What is required
Restate each line of the listing exactly, without carrying over any pictures.

[START OF Provided information]

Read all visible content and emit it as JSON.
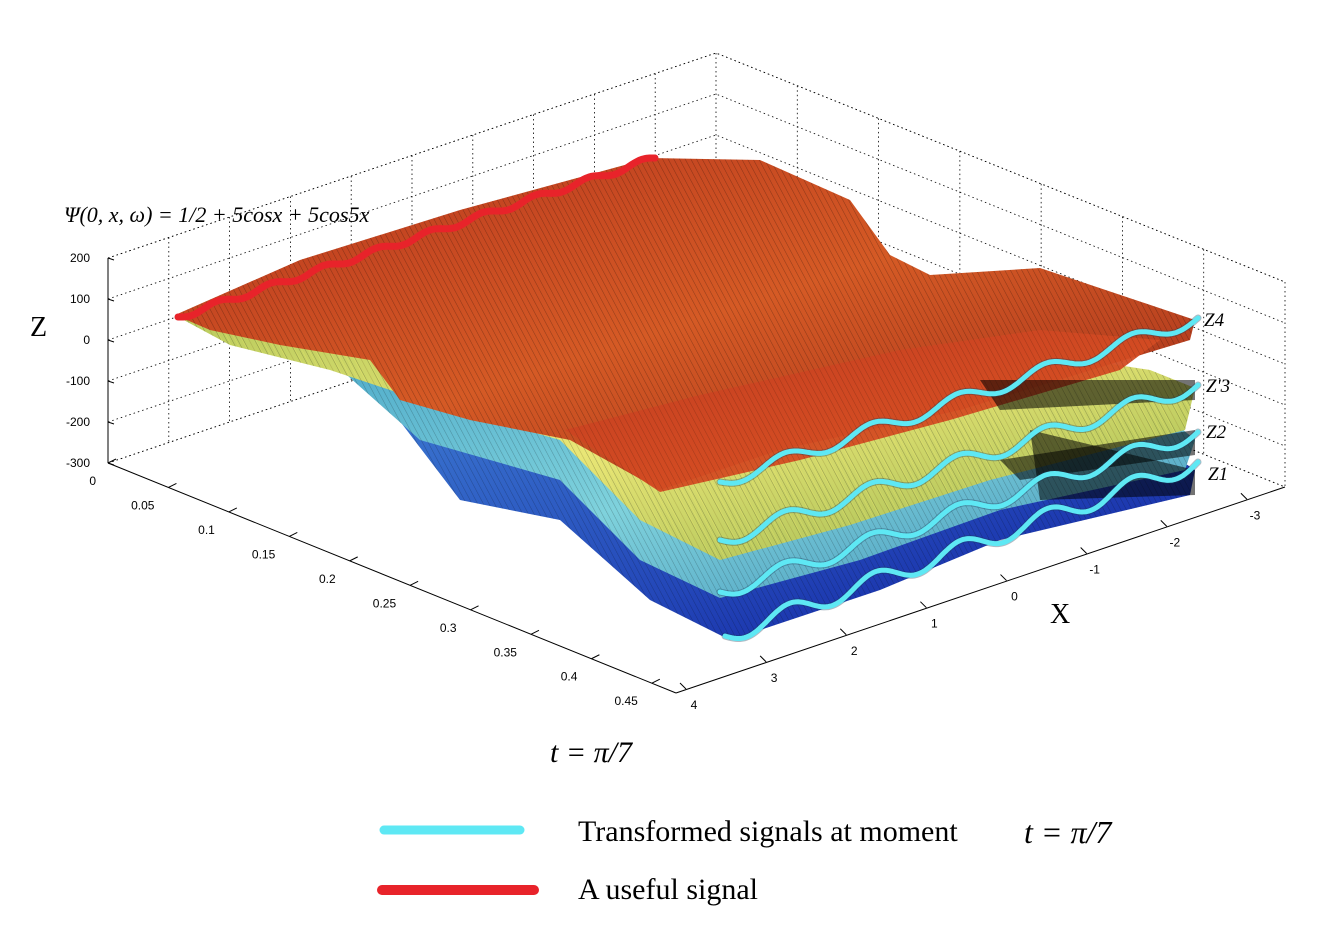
{
  "chart_data": {
    "type": "surface-3d",
    "title_formula": "Ψ(0, x, ω) = 1/2 + 5cosx + 5cos5x",
    "zlabel": "Z",
    "xlabel": "X",
    "tlabel": "t = π/7",
    "z_ticks": [
      "200",
      "100",
      "0",
      "-100",
      "-200",
      "-300"
    ],
    "t_ticks": [
      "0",
      "0.05",
      "0.1",
      "0.15",
      "0.2",
      "0.25",
      "0.3",
      "0.35",
      "0.4",
      "0.45"
    ],
    "x_ticks": [
      "-3",
      "-2",
      "-1",
      "0",
      "1",
      "2",
      "3",
      "4"
    ],
    "surface_labels": [
      "Z4",
      "Z'3",
      "Z2",
      "Z1"
    ],
    "legend": [
      {
        "label": "Transformed signals  at  moment",
        "math": "t = π/7",
        "color": "#5ee8f4"
      },
      {
        "label": "A  useful  signal",
        "color": "#e8232a"
      }
    ],
    "colors": {
      "transformed": "#5ee8f4",
      "useful": "#e8232a"
    }
  }
}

[END OF Provided information]

Correct output
Read all visible content and emit it as JSON.
{
  "chart_data": {
    "type": "surface-3d",
    "title_formula": "Ψ(0, x, ω) = 1/2 + 5cosx + 5cos5x",
    "zlabel": "Z",
    "xlabel": "X",
    "tlabel": "t = π/7",
    "z_ticks": [
      "200",
      "100",
      "0",
      "-100",
      "-200",
      "-300"
    ],
    "t_ticks": [
      "0",
      "0.05",
      "0.1",
      "0.15",
      "0.2",
      "0.25",
      "0.3",
      "0.35",
      "0.4",
      "0.45"
    ],
    "x_ticks": [
      "-3",
      "-2",
      "-1",
      "0",
      "1",
      "2",
      "3",
      "4"
    ],
    "surface_labels": [
      "Z4",
      "Z'3",
      "Z2",
      "Z1"
    ],
    "legend": [
      {
        "label": "Transformed signals  at  moment",
        "math": "t = π/7",
        "color": "#5ee8f4"
      },
      {
        "label": "A  useful  signal",
        "color": "#e8232a"
      }
    ],
    "colors": {
      "transformed": "#5ee8f4",
      "useful": "#e8232a"
    }
  }
}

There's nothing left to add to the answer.